===== Material for this task
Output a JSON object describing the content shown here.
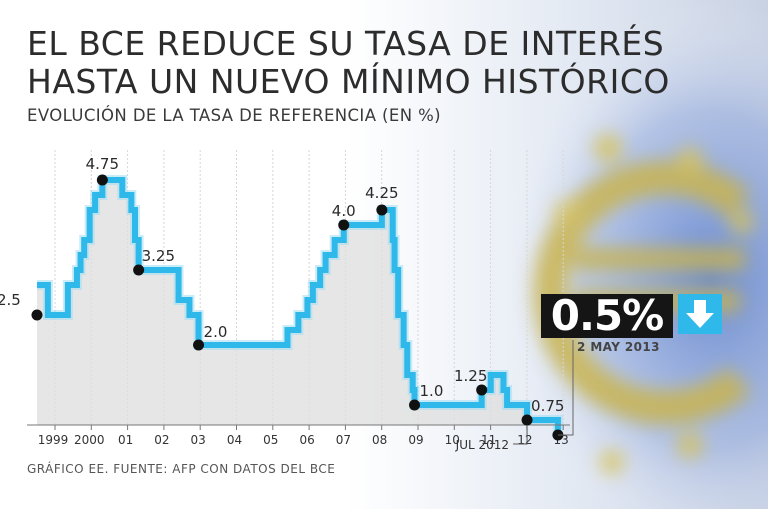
{
  "header": {
    "title_line1": "EL BCE REDUCE SU TASA DE INTERÉS",
    "title_line2": "HASTA UN NUEVO MÍNIMO HISTÓRICO",
    "subtitle": "EVOLUCIÓN DE LA TASA DE REFERENCIA (EN %)"
  },
  "callout": {
    "value": "0.5%",
    "date": "2 MAY 2013",
    "icon": "down-arrow-icon"
  },
  "footer": {
    "source": "GRÁFICO EE. FUENTE: AFP CON DATOS DEL BCE"
  },
  "colors": {
    "line": "#2fb8ea",
    "marker": "#111111",
    "area": "#dedede"
  },
  "chart_data": {
    "type": "line",
    "title": "EL BCE REDUCE SU TASA DE INTERÉS HASTA UN NUEVO MÍNIMO HISTÓRICO",
    "subtitle": "EVOLUCIÓN DE LA TASA DE REFERENCIA (EN %)",
    "xlabel": "",
    "ylabel": "%",
    "xlim": [
      1999,
      2013.5
    ],
    "ylim": [
      0.5,
      5.0
    ],
    "x_tick_labels": [
      "1999",
      "2000",
      "01",
      "02",
      "03",
      "04",
      "05",
      "06",
      "07",
      "08",
      "09",
      "10",
      "11",
      "12",
      "13"
    ],
    "x_tick_years": [
      1999,
      2000,
      2001,
      2002,
      2003,
      2004,
      2005,
      2006,
      2007,
      2008,
      2009,
      2010,
      2011,
      2012,
      2013
    ],
    "series": [
      {
        "name": "Tasa de referencia",
        "points": [
          {
            "x": 1999.0,
            "y": 3.0
          },
          {
            "x": 1999.3,
            "y": 2.5
          },
          {
            "x": 1999.85,
            "y": 3.0
          },
          {
            "x": 2000.1,
            "y": 3.25
          },
          {
            "x": 2000.2,
            "y": 3.5
          },
          {
            "x": 2000.3,
            "y": 3.75
          },
          {
            "x": 2000.45,
            "y": 4.25
          },
          {
            "x": 2000.6,
            "y": 4.5
          },
          {
            "x": 2000.8,
            "y": 4.75
          },
          {
            "x": 2001.35,
            "y": 4.5
          },
          {
            "x": 2001.6,
            "y": 4.25
          },
          {
            "x": 2001.7,
            "y": 3.75
          },
          {
            "x": 2001.8,
            "y": 3.25
          },
          {
            "x": 2002.9,
            "y": 2.75
          },
          {
            "x": 2003.2,
            "y": 2.5
          },
          {
            "x": 2003.45,
            "y": 2.0
          },
          {
            "x": 2005.9,
            "y": 2.25
          },
          {
            "x": 2006.2,
            "y": 2.5
          },
          {
            "x": 2006.45,
            "y": 2.75
          },
          {
            "x": 2006.6,
            "y": 3.0
          },
          {
            "x": 2006.8,
            "y": 3.25
          },
          {
            "x": 2006.95,
            "y": 3.5
          },
          {
            "x": 2007.2,
            "y": 3.75
          },
          {
            "x": 2007.45,
            "y": 4.0
          },
          {
            "x": 2008.5,
            "y": 4.25
          },
          {
            "x": 2008.8,
            "y": 3.75
          },
          {
            "x": 2008.85,
            "y": 3.25
          },
          {
            "x": 2008.95,
            "y": 2.5
          },
          {
            "x": 2009.1,
            "y": 2.0
          },
          {
            "x": 2009.2,
            "y": 1.5
          },
          {
            "x": 2009.35,
            "y": 1.25
          },
          {
            "x": 2009.4,
            "y": 1.0
          },
          {
            "x": 2011.25,
            "y": 1.25
          },
          {
            "x": 2011.5,
            "y": 1.5
          },
          {
            "x": 2011.85,
            "y": 1.25
          },
          {
            "x": 2011.95,
            "y": 1.0
          },
          {
            "x": 2012.5,
            "y": 0.75
          },
          {
            "x": 2013.35,
            "y": 0.5
          }
        ]
      }
    ],
    "annotations": [
      {
        "x": 1999.0,
        "y": 2.5,
        "label": "2.5"
      },
      {
        "x": 2000.8,
        "y": 4.75,
        "label": "4.75"
      },
      {
        "x": 2001.8,
        "y": 3.25,
        "label": "3.25"
      },
      {
        "x": 2003.45,
        "y": 2.0,
        "label": "2.0"
      },
      {
        "x": 2007.45,
        "y": 4.0,
        "label": "4.0"
      },
      {
        "x": 2008.5,
        "y": 4.25,
        "label": "4.25"
      },
      {
        "x": 2009.4,
        "y": 1.0,
        "label": "1.0"
      },
      {
        "x": 2011.25,
        "y": 1.25,
        "label": "1.25"
      },
      {
        "x": 2012.5,
        "y": 0.75,
        "label": "0.75"
      },
      {
        "x": 2013.35,
        "y": 0.5,
        "label": ""
      }
    ],
    "extra_label": {
      "text": "JUL 2012",
      "x": 2012.5,
      "y": 0.75
    },
    "final_value": {
      "x": 2013.35,
      "y": 0.5,
      "label": "0.5%",
      "date": "2 MAY 2013"
    }
  }
}
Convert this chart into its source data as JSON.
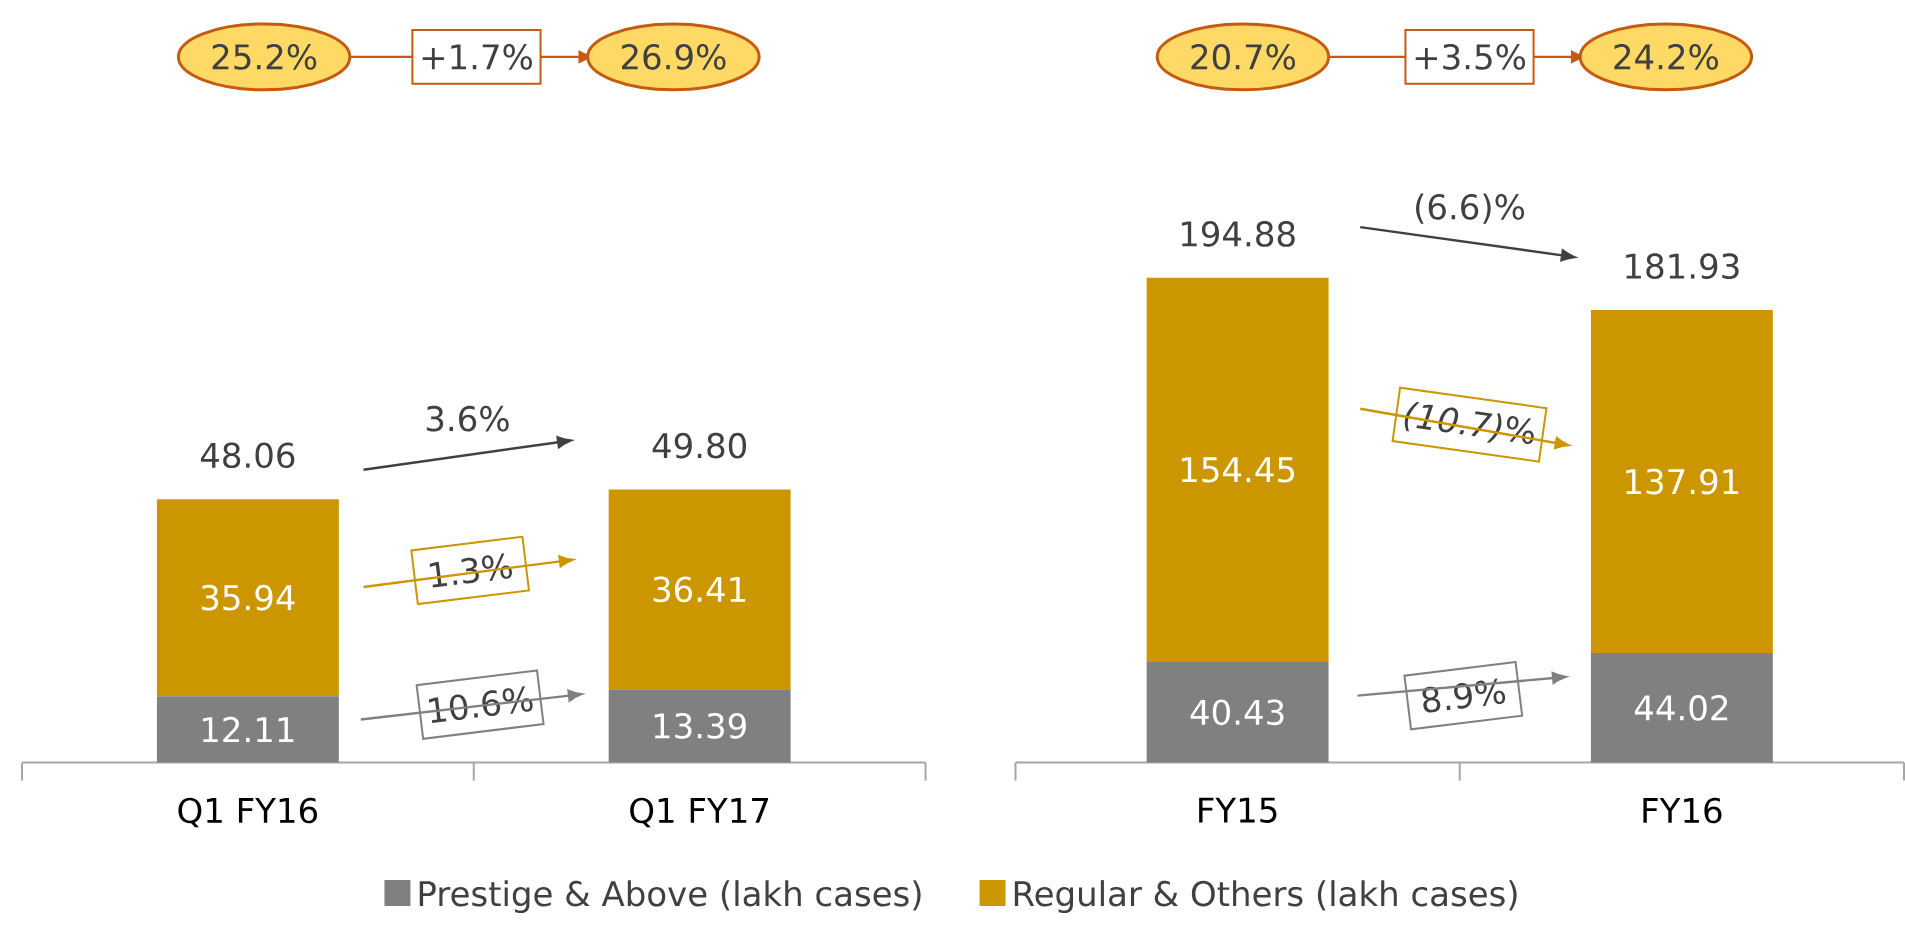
{
  "chart_data": [
    {
      "type": "bar",
      "stacked": true,
      "categories": [
        "Q1 FY16",
        "Q1 FY17"
      ],
      "series": [
        {
          "name": "Prestige & Above (lakh cases)",
          "color": "#808080",
          "values": [
            12.11,
            13.39
          ]
        },
        {
          "name": "Regular & Others (lakh cases)",
          "color": "#cc9600",
          "values": [
            35.94,
            36.41
          ]
        }
      ],
      "data_labels": true,
      "totals": [
        "48.06",
        "49.80"
      ],
      "annotations": [
        "25.2%",
        "+1.7%",
        "26.9%",
        "3.6%",
        "1.3%",
        "10.6%"
      ],
      "legend": "bottom"
    },
    {
      "type": "bar",
      "stacked": true,
      "categories": [
        "FY15",
        "FY16"
      ],
      "series": [
        {
          "color": "#808080",
          "values": [
            40.43,
            44.02
          ]
        },
        {
          "color": "#cc9600",
          "values": [
            154.45,
            137.91
          ]
        }
      ],
      "data_labels": true,
      "totals": [
        "194.88",
        "181.93"
      ],
      "annotations": [
        "20.7%",
        "+3.5%",
        "24.2%",
        "(6.6)%",
        "*(10.7)*%",
        "8.9%"
      ]
    }
  ]
}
==========
• Directions
Copy the listing word for word, excluding its pictures.

• Solution to the problem
Output a JSON object describing the content shown here.
{
  "header": {
    "title_line1": "EL BCE REDUCE SU TASA DE INTERÉS",
    "title_line2": "HASTA UN NUEVO MÍNIMO HISTÓRICO",
    "subtitle": "EVOLUCIÓN DE LA TASA DE REFERENCIA (EN %)"
  },
  "callout": {
    "value": "0.5%",
    "date": "2 MAY 2013",
    "icon": "down-arrow-icon"
  },
  "footer": {
    "source": "GRÁFICO EE. FUENTE: AFP CON DATOS DEL BCE"
  },
  "colors": {
    "line": "#2fb8ea",
    "marker": "#111111",
    "area": "#dedede"
  },
  "chart_data": {
    "type": "line",
    "title": "EL BCE REDUCE SU TASA DE INTERÉS HASTA UN NUEVO MÍNIMO HISTÓRICO",
    "subtitle": "EVOLUCIÓN DE LA TASA DE REFERENCIA (EN %)",
    "xlabel": "",
    "ylabel": "%",
    "xlim": [
      1999,
      2013.5
    ],
    "ylim": [
      0.5,
      5.0
    ],
    "x_tick_labels": [
      "1999",
      "2000",
      "01",
      "02",
      "03",
      "04",
      "05",
      "06",
      "07",
      "08",
      "09",
      "10",
      "11",
      "12",
      "13"
    ],
    "x_tick_years": [
      1999,
      2000,
      2001,
      2002,
      2003,
      2004,
      2005,
      2006,
      2007,
      2008,
      2009,
      2010,
      2011,
      2012,
      2013
    ],
    "series": [
      {
        "name": "Tasa de referencia",
        "points": [
          {
            "x": 1999.0,
            "y": 3.0
          },
          {
            "x": 1999.3,
            "y": 2.5
          },
          {
            "x": 1999.85,
            "y": 3.0
          },
          {
            "x": 2000.1,
            "y": 3.25
          },
          {
            "x": 2000.2,
            "y": 3.5
          },
          {
            "x": 2000.3,
            "y": 3.75
          },
          {
            "x": 2000.45,
            "y": 4.25
          },
          {
            "x": 2000.6,
            "y": 4.5
          },
          {
            "x": 2000.8,
            "y": 4.75
          },
          {
            "x": 2001.35,
            "y": 4.5
          },
          {
            "x": 2001.6,
            "y": 4.25
          },
          {
            "x": 2001.7,
            "y": 3.75
          },
          {
            "x": 2001.8,
            "y": 3.25
          },
          {
            "x": 2002.9,
            "y": 2.75
          },
          {
            "x": 2003.2,
            "y": 2.5
          },
          {
            "x": 2003.45,
            "y": 2.0
          },
          {
            "x": 2005.9,
            "y": 2.25
          },
          {
            "x": 2006.2,
            "y": 2.5
          },
          {
            "x": 2006.45,
            "y": 2.75
          },
          {
            "x": 2006.6,
            "y": 3.0
          },
          {
            "x": 2006.8,
            "y": 3.25
          },
          {
            "x": 2006.95,
            "y": 3.5
          },
          {
            "x": 2007.2,
            "y": 3.75
          },
          {
            "x": 2007.45,
            "y": 4.0
          },
          {
            "x": 2008.5,
            "y": 4.25
          },
          {
            "x": 2008.8,
            "y": 3.75
          },
          {
            "x": 2008.85,
            "y": 3.25
          },
          {
            "x": 2008.95,
            "y": 2.5
          },
          {
            "x": 2009.1,
            "y": 2.0
          },
          {
            "x": 2009.2,
            "y": 1.5
          },
          {
            "x": 2009.35,
            "y": 1.25
          },
          {
            "x": 2009.4,
            "y": 1.0
          },
          {
            "x": 2011.25,
            "y": 1.25
          },
          {
            "x": 2011.5,
            "y": 1.5
          },
          {
            "x": 2011.85,
            "y": 1.25
          },
          {
            "x": 2011.95,
            "y": 1.0
          },
          {
            "x": 2012.5,
            "y": 0.75
          },
          {
            "x": 2013.35,
            "y": 0.5
          }
        ]
      }
    ],
    "annotations": [
      {
        "x": 1999.0,
        "y": 2.5,
        "label": "2.5"
      },
      {
        "x": 2000.8,
        "y": 4.75,
        "label": "4.75"
      },
      {
        "x": 2001.8,
        "y": 3.25,
        "label": "3.25"
      },
      {
        "x": 2003.45,
        "y": 2.0,
        "label": "2.0"
      },
      {
        "x": 2007.45,
        "y": 4.0,
        "label": "4.0"
      },
      {
        "x": 2008.5,
        "y": 4.25,
        "label": "4.25"
      },
      {
        "x": 2009.4,
        "y": 1.0,
        "label": "1.0"
      },
      {
        "x": 2011.25,
        "y": 1.25,
        "label": "1.25"
      },
      {
        "x": 2012.5,
        "y": 0.75,
        "label": "0.75"
      },
      {
        "x": 2013.35,
        "y": 0.5,
        "label": ""
      }
    ],
    "extra_label": {
      "text": "JUL 2012",
      "x": 2012.5,
      "y": 0.75
    },
    "final_value": {
      "x": 2013.35,
      "y": 0.5,
      "label": "0.5%",
      "date": "2 MAY 2013"
    }
  }
}
Convert this chart into its source data as JSON.
{
  "chart_data": [
    {
      "type": "bar",
      "stacked": true,
      "categories": [
        "Q1 FY16",
        "Q1 FY17"
      ],
      "series": [
        {
          "name": "Prestige & Above (lakh cases)",
          "color": "#808080",
          "values": [
            12.11,
            13.39
          ]
        },
        {
          "name": "Regular & Others (lakh cases)",
          "color": "#cc9600",
          "values": [
            35.94,
            36.41
          ]
        }
      ],
      "data_labels": true,
      "totals": [
        "48.06",
        "49.80"
      ],
      "annotations": [
        "25.2%",
        "+1.7%",
        "26.9%",
        "3.6%",
        "1.3%",
        "10.6%"
      ],
      "legend": "bottom"
    },
    {
      "type": "bar",
      "stacked": true,
      "categories": [
        "FY15",
        "FY16"
      ],
      "series": [
        {
          "color": "#808080",
          "values": [
            40.43,
            44.02
          ]
        },
        {
          "color": "#cc9600",
          "values": [
            154.45,
            137.91
          ]
        }
      ],
      "data_labels": true,
      "totals": [
        "194.88",
        "181.93"
      ],
      "annotations": [
        "20.7%",
        "+3.5%",
        "24.2%",
        "(6.6)%",
        "*(10.7)*%",
        "8.9%"
      ]
    }
  ]
}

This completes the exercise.